#### [Task instructions]
1. From the Xerium update, return the passage from "2015 Outlook" to "we go forward.".
2. In the Xerium update, condense the paragraph beginning "The company has completed 17 of the 19" into a shorter version that keeps its main facts.
3. Write the next part of the Xerium update, starting after its final sentence.

In October 2015, we announced the closure of a rolls plant in North America in order to initiate our 11th sales repositioning project. We will move that equipment into a new rolls plant in a new geography focused on the growing pulp market. These initiatives are part of our firm commitment to move Xerium into growing grades and geographies. This will increase our earnings potential.

Winning new business for this new capacity is paramount and is based upon technical performance on our customer’s machines. Xerium has developed 39 new products and created over 150 new patents in this endeavor. The sales repositioning programs will be a main driver of our ongoing success. At the same time, we are repositioning the company’s cost structure. As a result, the company has systematically improved its gross margin rates and EBITDA rates.

8 of the first 10 sales repositioning projects have been completed and the other 2 projects will be completed in Q4. The majority of the spending on these projects has been completed as well. Free cash flow is expected to improve ~$30 million year-over-year and this progress will continue into 2016."

2015 Outlook

We expect currency market dynamics and currency exchange rates to remain the same in Q4 2015. Consequently, adjusted EBITDA is now expected to be approximately $110 million for 2015. This is confirmation of the importance of the company’s repositioning program. The economic payback of these investments will become increasingly apparent as we move forward. Furthermore, with the most significant capital investments behind us, we will improve the company's free cash flow as we go forward.

Sales Growth Repositioning Program

The company has completed 17 of the 19 plant repositioning projects in its 3 year program. This transformation program has the goal of realigning our geographic footprint, cost structure and machine re-purposing with market growth opportunities. In June, we announced that the closure of the machine clothing plant in Canada was due to its high cost structure. Those machines are moving to Asia. In addition, in October, we announced that we were closing the Virginia rolls plant due to it being redundant to other North American facilities and Xerium having strong alternate use for those assets in a brand-new high-growth market location (new location not yet announced).

For at least the next 2 years, the company will be repurposing and relocating its machine clothing and roll assets and personnel to new growing market positions.

Machine Clothing Sales Growth Repositioning

We have completed the company’s sales growth repositioning program at 10 machine clothing plants.

  • 4 plant closures in Spain, Argentina, Canada, and Brazil
  • 5 plant expansions in Canada, Austria, Japan, and Brazil
  • 1 new plant in China

This 3 year refitting program will better position Xerium to pursue machine clothing sales in growing grades and regions that are outpacing global industry growth. In addition, this global renovation program helped reconfigure our machine clothing plants into a unified global network that eliminates redundancy, standardizes on best practices and shortens lead times. The company has a few more remaining steps to complete its machine clothing repositioning program (those steps not yet announced).

The most significant project was building the company’s new machine clothing in China and it began production in August of 2015. The Asia team has already won new incremental business for Q4 2015 and beyond. Its strategic location in the world’s largest paper-making region is ideal. Over half of the world’s paper machines are in Asia, and over half of those machines are in China specifically. This is the company’s first machine clothing plant in China. It has the company’s newest equipment and newest product designs.

#### [Recorded data]
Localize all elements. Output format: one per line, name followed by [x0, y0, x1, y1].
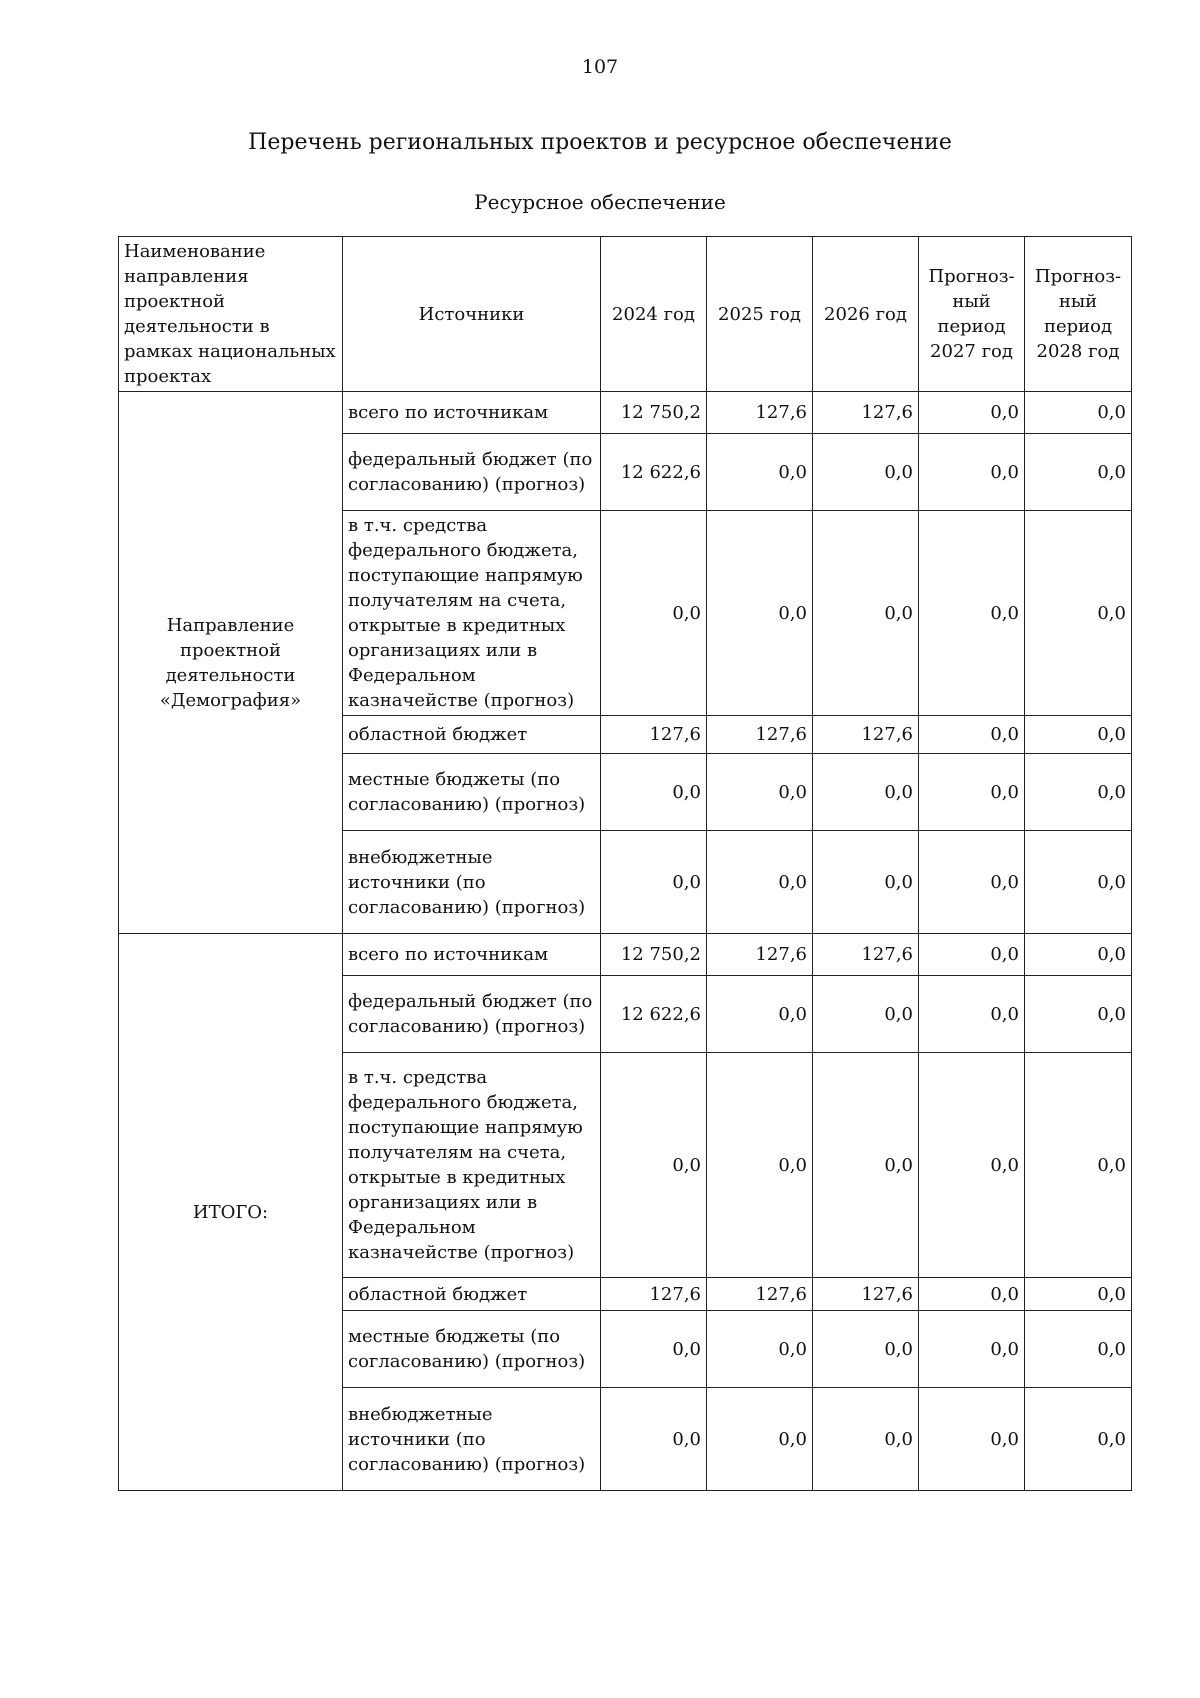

#### [Answers for the exercise]
1.
2015 Outlook

We expect currency market dynamics and currency exchange rates to remain the same in Q4 2015. Consequently, adjusted EBITDA is now expected to be approximately $110 million for 2015. This is confirmation of the importance of the company’s repositioning program. The economic payback of these investments will become increasingly apparent as we move forward. Furthermore, with the most significant capital investments behind us, we will improve the company's free cash flow as we go forward.

2. Xerium has finished 17 of the 19 plant repositioning projects in its 3-year program, which aims to align its geographic footprint, cost structure and machine re-purposing with market growth opportunities. In June it announced that its Canadian machine clothing plant would close because of high costs, and those machines are moving to Asia. In October it announced that it would close the Virginia rolls plant. That plant duplicated other North American facilities, and its assets have a strong alternate use at a new high-growth market location that has not yet been announced.

3.
Rolls Sales Growth Repositioning

The company is also on track to complete in Q4 the company’s sales growth repositioning at 9 rolls plants.

  • 4 plant closures in France, Germany, United States
  • 4 plant expansions in China, United States
  • 1 new plant in Turkey

This 3 year refitting program will better position Xerium to pursue roll sales in growing grades and regions that are outpacing global industry growth. The company has installed its first working roll plant in China and is winning new business and moving existing production from Europe to China. The China plant has the company’s newest equipment and newest product designs.

CFO Comments

EVP and Chief Financial Officer, Cliff Pietrafitta said: "We spent approximately $16.8 million of cash on capital expenditures and restructuring costs in Q3 2015 and we expect to spend cash of approximately $50 million in 2015 on capital expenditures and approximately $13 million on restructuring costs for the entire year of 2015. Our estimated restructuring costs have increased from prior guidance, due to the acceleration of the Middletown, VA closure and other cost out initiatives, as we are proactively addressing the ongoing weakness in the commodity grade markets.

As of September 30, 2015, we had an aggregate of $33.0 million available for additional borrowings under our Credit Facility and smaller lines of credit and our cash balances totaled $10.7 million. In addition, Q3 2015 free cash flow (defined as cash flow from operations less capital expenditures) improved $1.3 million to $(2.3) million from $(3.6) million in Q2 of 2015, primarily as a result of improved cash flow from operations in Q3 2015.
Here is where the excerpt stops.